__Problem statement__: In the entries below, find the lines with the word "JSON" and copy them.

(Stored data)
::::

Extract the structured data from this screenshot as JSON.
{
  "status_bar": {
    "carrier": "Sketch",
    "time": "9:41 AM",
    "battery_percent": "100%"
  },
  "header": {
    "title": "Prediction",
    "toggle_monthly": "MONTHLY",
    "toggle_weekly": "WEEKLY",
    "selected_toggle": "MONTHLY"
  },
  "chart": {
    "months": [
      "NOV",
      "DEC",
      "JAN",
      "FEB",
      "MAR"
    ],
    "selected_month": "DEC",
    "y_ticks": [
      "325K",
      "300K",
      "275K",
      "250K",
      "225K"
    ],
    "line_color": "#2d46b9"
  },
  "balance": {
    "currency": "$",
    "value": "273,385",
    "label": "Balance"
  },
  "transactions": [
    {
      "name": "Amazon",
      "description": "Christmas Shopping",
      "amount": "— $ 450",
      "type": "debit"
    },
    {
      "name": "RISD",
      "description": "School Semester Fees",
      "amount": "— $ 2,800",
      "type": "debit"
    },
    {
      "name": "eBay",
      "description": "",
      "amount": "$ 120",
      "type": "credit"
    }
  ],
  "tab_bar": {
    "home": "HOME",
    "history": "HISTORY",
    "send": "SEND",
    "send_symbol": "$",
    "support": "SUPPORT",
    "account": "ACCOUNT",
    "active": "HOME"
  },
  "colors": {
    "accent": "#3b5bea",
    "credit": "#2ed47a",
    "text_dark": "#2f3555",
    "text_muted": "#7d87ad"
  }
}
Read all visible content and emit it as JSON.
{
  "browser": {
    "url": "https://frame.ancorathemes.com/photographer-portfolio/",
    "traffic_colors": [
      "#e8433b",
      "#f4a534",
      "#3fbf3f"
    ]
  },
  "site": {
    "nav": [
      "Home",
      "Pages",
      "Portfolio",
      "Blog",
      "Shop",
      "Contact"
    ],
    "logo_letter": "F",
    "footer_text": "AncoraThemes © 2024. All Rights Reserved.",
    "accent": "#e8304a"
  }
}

::::

__Solution below__:
Extract the structured data from this screenshot as JSON.
Read all visible content and emit it as JSON.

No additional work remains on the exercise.